◆ AIM OF THE TASK: Recast the rows below as a Markdown table with two columns, Row for each one's number and Text for its content. Skip blank rows and leave the pictures out.

** begin **

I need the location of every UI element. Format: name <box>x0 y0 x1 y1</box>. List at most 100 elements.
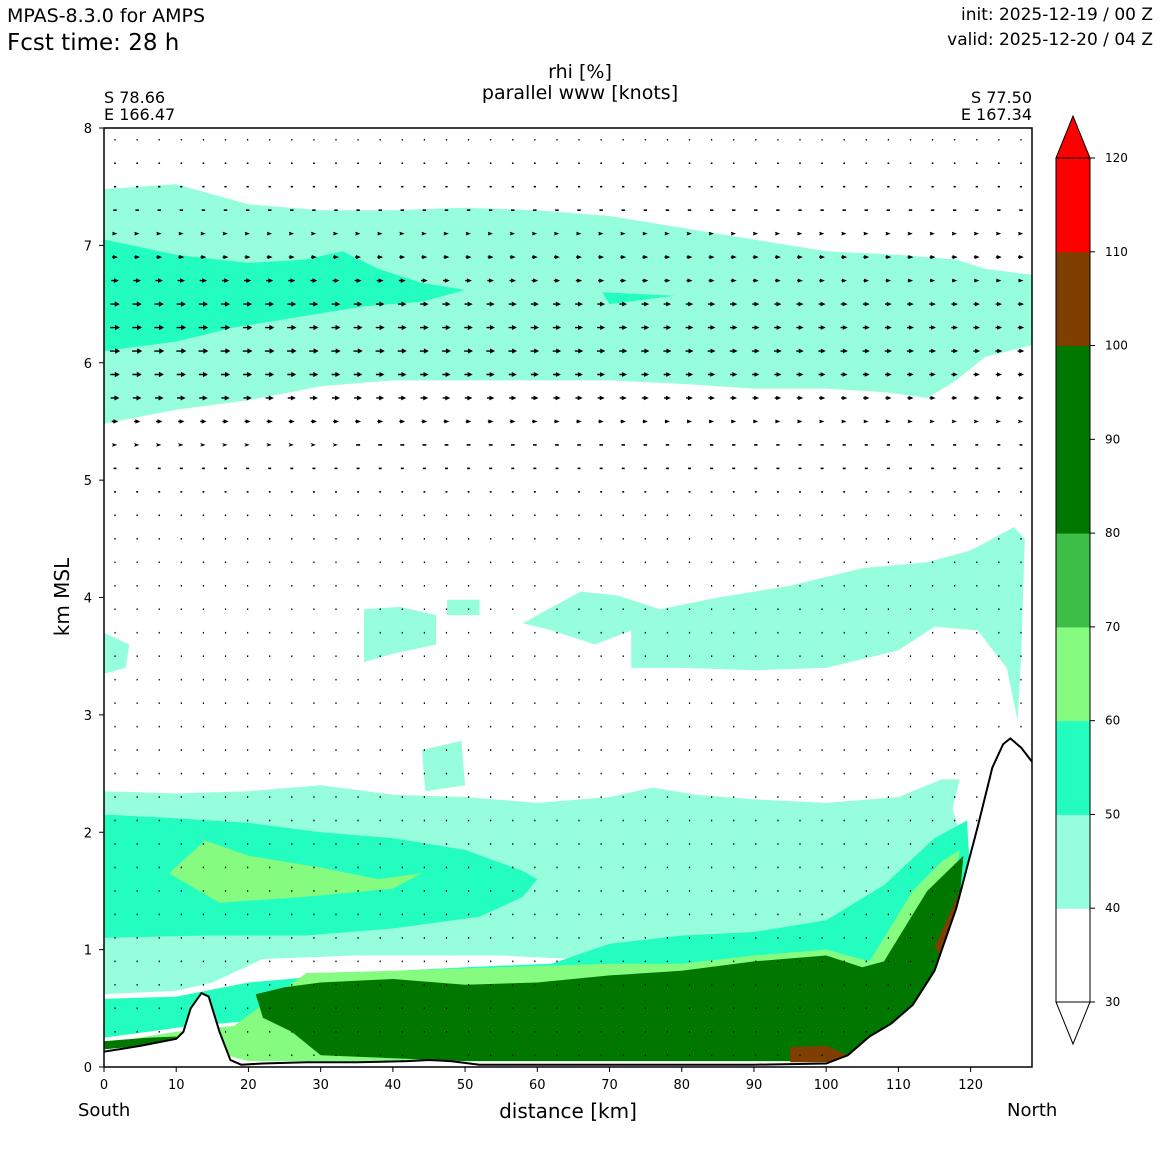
wind-arrow <box>733 1030 735 1033</box>
wind-arrow <box>751 348 760 354</box>
wind-vector-layer <box>109 138 1025 1057</box>
wind-arrow <box>622 725 624 728</box>
wind-arrow <box>178 419 185 424</box>
wind-arrow <box>490 984 492 986</box>
wind-arrow <box>313 608 315 611</box>
wind-arrow <box>224 796 227 798</box>
wind-arrow <box>752 301 760 307</box>
wind-arrow <box>335 796 337 798</box>
wind-arrow <box>685 348 694 354</box>
wind-arrow <box>799 796 801 798</box>
wind-arrow <box>644 185 647 188</box>
wind-arrow <box>401 749 403 751</box>
wind-arrow <box>754 185 757 188</box>
x-axis-label: distance [km] <box>499 1099 637 1123</box>
wind-arrow <box>397 324 407 331</box>
wind-arrow <box>555 185 559 188</box>
wind-arrow <box>843 937 845 939</box>
wind-arrow <box>887 514 890 517</box>
wind-arrow <box>291 1054 293 1057</box>
wind-arrow <box>575 278 583 283</box>
wind-arrow <box>357 491 360 493</box>
wind-arrow <box>247 1007 249 1010</box>
wind-arrow <box>644 984 646 986</box>
wind-arrow <box>666 162 669 165</box>
wind-arrow <box>510 231 516 236</box>
wind-arrow <box>821 1054 823 1057</box>
wind-arrow <box>578 819 580 822</box>
wind-arrow <box>931 772 934 775</box>
wind-arrow <box>733 819 735 822</box>
wind-arrow <box>269 749 271 751</box>
wind-arrow <box>996 231 1002 236</box>
wind-arrow <box>644 843 646 845</box>
wind-arrow <box>733 538 735 540</box>
wind-arrow <box>512 843 514 845</box>
wind-arrow <box>976 678 978 681</box>
colorbar-tick-label: 70 <box>1105 620 1120 634</box>
wind-arrow <box>136 655 138 657</box>
wind-arrow <box>865 1007 867 1010</box>
wind-arrow <box>534 960 536 963</box>
wind-arrow <box>486 372 495 377</box>
wind-arrow <box>467 584 470 587</box>
wind-arrow <box>532 231 538 236</box>
wind-arrow <box>622 491 625 493</box>
wind-arrow <box>909 749 912 751</box>
wind-arrow <box>269 702 271 704</box>
wind-arrow <box>995 255 1002 260</box>
wind-arrow <box>467 890 470 892</box>
wind-arrow <box>467 843 470 845</box>
wind-arrow <box>753 231 759 236</box>
wind-arrow <box>222 231 228 236</box>
wind-arrow <box>445 1007 448 1010</box>
wind-arrow <box>158 538 160 540</box>
wind-arrow <box>578 772 580 775</box>
wind-arrow <box>733 702 735 704</box>
wind-arrow <box>199 395 208 401</box>
wind-arrow <box>754 467 758 470</box>
wind-arrow <box>622 1007 624 1010</box>
wind-arrow <box>290 467 294 470</box>
wind-arrow <box>310 255 317 260</box>
wind-arrow <box>534 937 536 939</box>
wind-arrow <box>998 561 1000 564</box>
wind-arrow <box>490 937 492 939</box>
wind-arrow <box>158 138 160 141</box>
y-axis-label: km MSL <box>50 557 74 636</box>
wind-arrow <box>575 395 583 401</box>
wind-arrow <box>622 138 624 141</box>
wind-arrow <box>843 725 845 728</box>
wind-arrow <box>220 301 231 307</box>
wind-arrow <box>818 395 826 401</box>
wind-arrow <box>865 984 867 986</box>
wind-arrow <box>512 608 514 611</box>
wind-arrow <box>487 231 493 236</box>
wind-arrow <box>554 419 560 424</box>
wind-arrow <box>843 631 845 634</box>
wind-arrow <box>423 561 425 564</box>
wind-arrow <box>954 772 956 775</box>
wind-arrow <box>777 772 779 775</box>
wind-arrow <box>356 185 360 188</box>
wind-arrow <box>798 209 802 211</box>
wind-arrow <box>379 538 381 540</box>
wind-arrow <box>731 419 737 424</box>
wind-arrow <box>644 514 647 517</box>
wind-arrow <box>423 890 425 892</box>
wind-arrow <box>555 209 559 211</box>
wind-arrow <box>976 772 978 775</box>
wind-arrow <box>578 584 580 587</box>
wind-arrow <box>578 608 580 611</box>
wind-arrow <box>777 984 779 986</box>
wind-arrow <box>688 185 691 188</box>
wind-arrow <box>799 890 801 892</box>
wind-arrow <box>644 631 646 634</box>
wind-arrow <box>269 1007 271 1010</box>
wind-arrow <box>202 608 205 611</box>
rhi-region-40 <box>522 527 1025 721</box>
end-latitude: S 77.50 <box>970 88 1032 107</box>
wind-arrow <box>666 749 669 751</box>
wind-arrow <box>799 514 801 517</box>
wind-arrow <box>534 796 536 798</box>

** end **

◆ REPLY:
| Row | Text |
|---|---|
| 1 | I need the location of every UI element. Format: name <box>x0 y0 x1 y1</box>. List at most 100 elements. |
| 2 | wind-arrow <box>733 1030 735 1033</box> |
| 3 | wind-arrow <box>751 348 760 354</box> |
| 4 | wind-vector-layer <box>109 138 1025 1057</box> |
| 5 | wind-arrow <box>622 725 624 728</box> |
| 6 | wind-arrow <box>178 419 185 424</box> |
| 7 | wind-arrow <box>490 984 492 986</box> |
| 8 | wind-arrow <box>313 608 315 611</box> |
| 9 | wind-arrow <box>224 796 227 798</box> |
| 10 | wind-arrow <box>752 301 760 307</box> |
| 11 | wind-arrow <box>335 796 337 798</box> |
| 12 | wind-arrow <box>685 348 694 354</box> |
| 13 | wind-arrow <box>799 796 801 798</box> |
| 14 | wind-arrow <box>644 185 647 188</box> |
| 15 | wind-arrow <box>401 749 403 751</box> |
| 16 | wind-arrow <box>754 185 757 188</box> |
| 17 | x-axis-label: distance [km] <box>499 1099 637 1123</box> |
| 18 | wind-arrow <box>397 324 407 331</box> |
| 19 | wind-arrow <box>555 185 559 188</box> |
| 20 | wind-arrow <box>843 937 845 939</box> |
| 21 | wind-arrow <box>887 514 890 517</box> |
| 22 | wind-arrow <box>291 1054 293 1057</box> |
| 23 | wind-arrow <box>575 278 583 283</box> |
| 24 | wind-arrow <box>357 491 360 493</box> |
| 25 | wind-arrow <box>247 1007 249 1010</box> |
| 26 | wind-arrow <box>644 984 646 986</box> |
| 27 | wind-arrow <box>666 162 669 165</box> |
| 28 | wind-arrow <box>510 231 516 236</box> |
| 29 | wind-arrow <box>821 1054 823 1057</box> |
| 30 | wind-arrow <box>578 819 580 822</box> |
| 31 | wind-arrow <box>931 772 934 775</box> |
| 32 | wind-arrow <box>733 819 735 822</box> |
| 33 | wind-arrow <box>269 749 271 751</box> |
| 34 | wind-arrow <box>996 231 1002 236</box> |
| 35 | wind-arrow <box>644 843 646 845</box> |
| 36 | wind-arrow <box>733 538 735 540</box> |
| 37 | wind-arrow <box>512 843 514 845</box> |
| 38 | wind-arrow <box>976 678 978 681</box> |
| 39 | colorbar-tick-label: 70 <box>1105 620 1120 634</box> |
| 40 | wind-arrow <box>136 655 138 657</box> |
| 41 | wind-arrow <box>865 1007 867 1010</box> |
| 42 | wind-arrow <box>534 960 536 963</box> |
| 43 | wind-arrow <box>486 372 495 377</box> |
| 44 | wind-arrow <box>467 584 470 587</box> |
| 45 | wind-arrow <box>532 231 538 236</box> |
| 46 | wind-arrow <box>622 491 625 493</box> |
| 47 | wind-arrow <box>909 749 912 751</box> |
| 48 | wind-arrow <box>269 702 271 704</box> |
| 49 | wind-arrow <box>995 255 1002 260</box> |
| 50 | wind-arrow <box>467 890 470 892</box> |
| 51 | wind-arrow <box>467 843 470 845</box> |
| 52 | wind-arrow <box>753 231 759 236</box> |
| 53 | wind-arrow <box>222 231 228 236</box> |
| 54 | wind-arrow <box>445 1007 448 1010</box> |
| 55 | wind-arrow <box>158 538 160 540</box> |
| 56 | wind-arrow <box>578 772 580 775</box> |
| 57 | wind-arrow <box>733 702 735 704</box> |
| 58 | wind-arrow <box>199 395 208 401</box> |
| 59 | wind-arrow <box>754 467 758 470</box> |
| 60 | wind-arrow <box>622 1007 624 1010</box> |
| 61 | wind-arrow <box>290 467 294 470</box> |
| 62 | wind-arrow <box>310 255 317 260</box> |
| 63 | wind-arrow <box>534 937 536 939</box> |
| 64 | wind-arrow <box>998 561 1000 564</box> |
| 65 | wind-arrow <box>490 937 492 939</box> |
| 66 | wind-arrow <box>158 138 160 141</box> |
| 67 | y-axis-label: km MSL <box>50 557 74 636</box> |
| 68 | wind-arrow <box>575 395 583 401</box> |
| 69 | wind-arrow <box>622 138 624 141</box> |
| 70 | wind-arrow <box>843 725 845 728</box> |
| 71 | wind-arrow <box>220 301 231 307</box> |
| 72 | wind-arrow <box>818 395 826 401</box> |
| 73 | wind-arrow <box>865 984 867 986</box> |
| 74 | wind-arrow <box>512 608 514 611</box> |
| 75 | wind-arrow <box>487 231 493 236</box> |
| 76 | wind-arrow <box>554 419 560 424</box> |
| 77 | wind-arrow <box>843 631 845 634</box> |
| 78 | wind-arrow <box>423 561 425 564</box> |
| 79 | wind-arrow <box>954 772 956 775</box> |
| 80 | wind-arrow <box>777 772 779 775</box> |
| 81 | wind-arrow <box>356 185 360 188</box> |
| 82 | wind-arrow <box>798 209 802 211</box> |
| 83 | wind-arrow <box>379 538 381 540</box> |
| 84 | wind-arrow <box>731 419 737 424</box> |
| 85 | wind-arrow <box>644 514 647 517</box> |
| 86 | wind-arrow <box>423 890 425 892</box> |
| 87 | wind-arrow <box>555 209 559 211</box> |
| 88 | wind-arrow <box>976 772 978 775</box> |
| 89 | wind-arrow <box>578 584 580 587</box> |
| 90 | wind-arrow <box>578 608 580 611</box> |
| 91 | wind-arrow <box>777 984 779 986</box> |
| 92 | wind-arrow <box>688 185 691 188</box> |
| 93 | wind-arrow <box>799 890 801 892</box> |
| 94 | wind-arrow <box>644 631 646 634</box> |
| 95 | wind-arrow <box>269 1007 271 1010</box> |
| 96 | wind-arrow <box>202 608 205 611</box> |
| 97 | rhi-region-40 <box>522 527 1025 721</box> |
| 98 | end-latitude: S 77.50 <box>970 88 1032 107</box> |
| 99 | wind-arrow <box>666 749 669 751</box> |
| 100 | wind-arrow <box>799 514 801 517</box> |
| 101 | wind-arrow <box>534 796 536 798</box> |